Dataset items

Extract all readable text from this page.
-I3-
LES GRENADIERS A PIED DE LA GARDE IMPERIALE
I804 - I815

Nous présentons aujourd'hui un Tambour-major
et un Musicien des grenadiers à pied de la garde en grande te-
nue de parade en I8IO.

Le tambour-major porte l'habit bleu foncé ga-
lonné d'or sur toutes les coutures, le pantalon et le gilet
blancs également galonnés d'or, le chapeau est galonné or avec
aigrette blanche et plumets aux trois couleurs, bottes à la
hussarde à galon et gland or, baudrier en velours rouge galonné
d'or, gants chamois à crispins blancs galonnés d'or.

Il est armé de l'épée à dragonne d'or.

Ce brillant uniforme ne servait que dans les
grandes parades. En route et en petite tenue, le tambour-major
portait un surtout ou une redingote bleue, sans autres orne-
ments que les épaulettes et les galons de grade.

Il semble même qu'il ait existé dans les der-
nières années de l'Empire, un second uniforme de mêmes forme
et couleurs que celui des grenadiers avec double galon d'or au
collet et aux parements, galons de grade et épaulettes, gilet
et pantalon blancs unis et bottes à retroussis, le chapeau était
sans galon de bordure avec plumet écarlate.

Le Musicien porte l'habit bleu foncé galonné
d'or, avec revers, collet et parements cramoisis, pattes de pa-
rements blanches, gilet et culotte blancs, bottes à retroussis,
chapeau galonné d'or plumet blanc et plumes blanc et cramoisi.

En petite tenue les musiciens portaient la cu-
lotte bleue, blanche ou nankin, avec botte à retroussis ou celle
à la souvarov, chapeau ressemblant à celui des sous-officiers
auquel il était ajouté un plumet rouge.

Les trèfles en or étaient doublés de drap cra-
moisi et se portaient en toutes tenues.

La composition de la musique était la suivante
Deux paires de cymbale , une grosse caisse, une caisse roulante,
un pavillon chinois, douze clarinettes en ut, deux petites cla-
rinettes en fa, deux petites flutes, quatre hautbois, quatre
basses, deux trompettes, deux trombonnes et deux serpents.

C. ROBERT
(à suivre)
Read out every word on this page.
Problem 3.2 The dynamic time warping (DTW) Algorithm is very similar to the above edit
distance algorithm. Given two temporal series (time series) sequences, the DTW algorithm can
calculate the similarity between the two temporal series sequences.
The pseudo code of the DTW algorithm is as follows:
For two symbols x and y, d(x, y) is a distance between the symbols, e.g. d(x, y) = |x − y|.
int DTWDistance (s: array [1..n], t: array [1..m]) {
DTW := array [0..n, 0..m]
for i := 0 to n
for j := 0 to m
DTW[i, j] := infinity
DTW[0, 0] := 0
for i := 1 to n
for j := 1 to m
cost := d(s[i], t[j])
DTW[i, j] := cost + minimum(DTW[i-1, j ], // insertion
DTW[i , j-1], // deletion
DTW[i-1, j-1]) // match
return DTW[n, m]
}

- [Job]
Give back all the data exactly as written.

- [Response]
Extract all readable text from this page.
-I3-
LES GRENADIERS A PIED DE LA GARDE IMPERIALE
I804 - I815

Nous présentons aujourd'hui un Tambour-major
et un Musicien des grenadiers à pied de la garde en grande te-
nue de parade en I8IO.

Le tambour-major porte l'habit bleu foncé ga-
lonné d'or sur toutes les coutures, le pantalon et le gilet
blancs également galonnés d'or, le chapeau est galonné or avec
aigrette blanche et plumets aux trois couleurs, bottes à la
hussarde à galon et gland or, baudrier en velours rouge galonné
d'or, gants chamois à crispins blancs galonnés d'or.

Il est armé de l'épée à dragonne d'or.

Ce brillant uniforme ne servait que dans les
grandes parades. En route et en petite tenue, le tambour-major
portait un surtout ou une redingote bleue, sans autres orne-
ments que les épaulettes et les galons de grade.

Il semble même qu'il ait existé dans les der-
nières années de l'Empire, un second uniforme de mêmes forme
et couleurs que celui des grenadiers avec double galon d'or au
collet et aux parements, galons de grade et épaulettes, gilet
et pantalon blancs unis et bottes à retroussis, le chapeau était
sans galon de bordure avec plumet écarlate.

Le Musicien porte l'habit bleu foncé galonné
d'or, avec revers, collet et parements cramoisis, pattes de pa-
rements blanches, gilet et culotte blancs, bottes à retroussis,
chapeau galonné d'or plumet blanc et plumes blanc et cramoisi.

En petite tenue les musiciens portaient la cu-
lotte bleue, blanche ou nankin, avec botte à retroussis ou celle
à la souvarov, chapeau ressemblant à celui des sous-officiers
auquel il était ajouté un plumet rouge.

Les trèfles en or étaient doublés de drap cra-
moisi et se portaient en toutes tenues.

La composition de la musique était la suivante
Deux paires de cymbale , une grosse caisse, une caisse roulante,
un pavillon chinois, douze clarinettes en ut, deux petites cla-
rinettes en fa, deux petites flutes, quatre hautbois, quatre
basses, deux trompettes, deux trombonnes et deux serpents.

C. ROBERT
(à suivre)
Read out every word on this page.
Problem 3.2 The dynamic time warping (DTW) Algorithm is very similar to the above edit
distance algorithm. Given two temporal series (time series) sequences, the DTW algorithm can
calculate the similarity between the two temporal series sequences.
The pseudo code of the DTW algorithm is as follows:
For two symbols x and y, d(x, y) is a distance between the symbols, e.g. d(x, y) = |x − y|.
int DTWDistance (s: array [1..n], t: array [1..m]) {
DTW := array [0..n, 0..m]
for i := 0 to n
for j := 0 to m
DTW[i, j] := infinity
DTW[0, 0] := 0
for i := 1 to n
for j := 1 to m
cost := d(s[i], t[j])
DTW[i, j] := cost + minimum(DTW[i-1, j ], // insertion
DTW[i , j-1], // deletion
DTW[i-1, j-1]) // match
return DTW[n, m]
}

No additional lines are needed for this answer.